#### RECORD EXTRACTS

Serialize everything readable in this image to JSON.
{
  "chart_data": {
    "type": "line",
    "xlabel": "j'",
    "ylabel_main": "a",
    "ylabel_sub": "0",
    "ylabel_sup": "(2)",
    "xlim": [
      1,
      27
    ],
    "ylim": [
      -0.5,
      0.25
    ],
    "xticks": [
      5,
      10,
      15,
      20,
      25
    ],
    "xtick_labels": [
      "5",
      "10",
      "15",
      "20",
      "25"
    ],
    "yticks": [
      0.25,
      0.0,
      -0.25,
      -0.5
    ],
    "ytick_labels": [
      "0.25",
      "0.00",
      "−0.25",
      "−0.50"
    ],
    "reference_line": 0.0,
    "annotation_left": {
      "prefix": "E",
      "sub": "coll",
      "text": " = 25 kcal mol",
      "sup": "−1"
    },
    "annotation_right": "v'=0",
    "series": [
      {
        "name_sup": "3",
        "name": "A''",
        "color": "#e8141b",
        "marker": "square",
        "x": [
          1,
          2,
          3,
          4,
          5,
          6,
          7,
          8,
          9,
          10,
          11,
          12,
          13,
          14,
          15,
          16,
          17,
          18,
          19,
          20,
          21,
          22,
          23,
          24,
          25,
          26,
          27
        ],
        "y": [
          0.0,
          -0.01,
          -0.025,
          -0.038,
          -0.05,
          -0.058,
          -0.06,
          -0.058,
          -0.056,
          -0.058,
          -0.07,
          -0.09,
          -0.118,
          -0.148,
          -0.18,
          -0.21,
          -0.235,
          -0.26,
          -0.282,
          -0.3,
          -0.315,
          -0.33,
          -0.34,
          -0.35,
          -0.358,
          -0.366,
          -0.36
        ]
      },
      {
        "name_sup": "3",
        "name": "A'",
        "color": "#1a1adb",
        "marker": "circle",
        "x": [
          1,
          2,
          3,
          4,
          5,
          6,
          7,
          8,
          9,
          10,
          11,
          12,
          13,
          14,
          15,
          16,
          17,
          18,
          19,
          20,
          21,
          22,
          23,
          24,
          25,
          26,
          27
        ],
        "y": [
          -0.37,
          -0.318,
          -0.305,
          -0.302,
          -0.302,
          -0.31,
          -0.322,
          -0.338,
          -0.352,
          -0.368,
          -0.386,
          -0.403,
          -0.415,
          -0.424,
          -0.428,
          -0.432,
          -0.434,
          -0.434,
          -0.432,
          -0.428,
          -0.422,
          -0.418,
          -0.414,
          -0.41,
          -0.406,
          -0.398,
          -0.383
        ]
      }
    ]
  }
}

########

▸ **TO BE DONE**
Retype all the records, matching them exactly.

▸ **SOLUTION**
Serialize everything readable in this image to JSON.
{
  "chart_data": {
    "type": "line",
    "xlabel": "j'",
    "ylabel_main": "a",
    "ylabel_sub": "0",
    "ylabel_sup": "(2)",
    "xlim": [
      1,
      27
    ],
    "ylim": [
      -0.5,
      0.25
    ],
    "xticks": [
      5,
      10,
      15,
      20,
      25
    ],
    "xtick_labels": [
      "5",
      "10",
      "15",
      "20",
      "25"
    ],
    "yticks": [
      0.25,
      0.0,
      -0.25,
      -0.5
    ],
    "ytick_labels": [
      "0.25",
      "0.00",
      "−0.25",
      "−0.50"
    ],
    "reference_line": 0.0,
    "annotation_left": {
      "prefix": "E",
      "sub": "coll",
      "text": " = 25 kcal mol",
      "sup": "−1"
    },
    "annotation_right": "v'=0",
    "series": [
      {
        "name_sup": "3",
        "name": "A''",
        "color": "#e8141b",
        "marker": "square",
        "x": [
          1,
          2,
          3,
          4,
          5,
          6,
          7,
          8,
          9,
          10,
          11,
          12,
          13,
          14,
          15,
          16,
          17,
          18,
          19,
          20,
          21,
          22,
          23,
          24,
          25,
          26,
          27
        ],
        "y": [
          0.0,
          -0.01,
          -0.025,
          -0.038,
          -0.05,
          -0.058,
          -0.06,
          -0.058,
          -0.056,
          -0.058,
          -0.07,
          -0.09,
          -0.118,
          -0.148,
          -0.18,
          -0.21,
          -0.235,
          -0.26,
          -0.282,
          -0.3,
          -0.315,
          -0.33,
          -0.34,
          -0.35,
          -0.358,
          -0.366,
          -0.36
        ]
      },
      {
        "name_sup": "3",
        "name": "A'",
        "color": "#1a1adb",
        "marker": "circle",
        "x": [
          1,
          2,
          3,
          4,
          5,
          6,
          7,
          8,
          9,
          10,
          11,
          12,
          13,
          14,
          15,
          16,
          17,
          18,
          19,
          20,
          21,
          22,
          23,
          24,
          25,
          26,
          27
        ],
        "y": [
          -0.37,
          -0.318,
          -0.305,
          -0.302,
          -0.302,
          -0.31,
          -0.322,
          -0.338,
          -0.352,
          -0.368,
          -0.386,
          -0.403,
          -0.415,
          -0.424,
          -0.428,
          -0.432,
          -0.434,
          -0.434,
          -0.432,
          -0.428,
          -0.422,
          -0.418,
          -0.414,
          -0.41,
          -0.406,
          -0.398,
          -0.383
        ]
      }
    ]
  }
}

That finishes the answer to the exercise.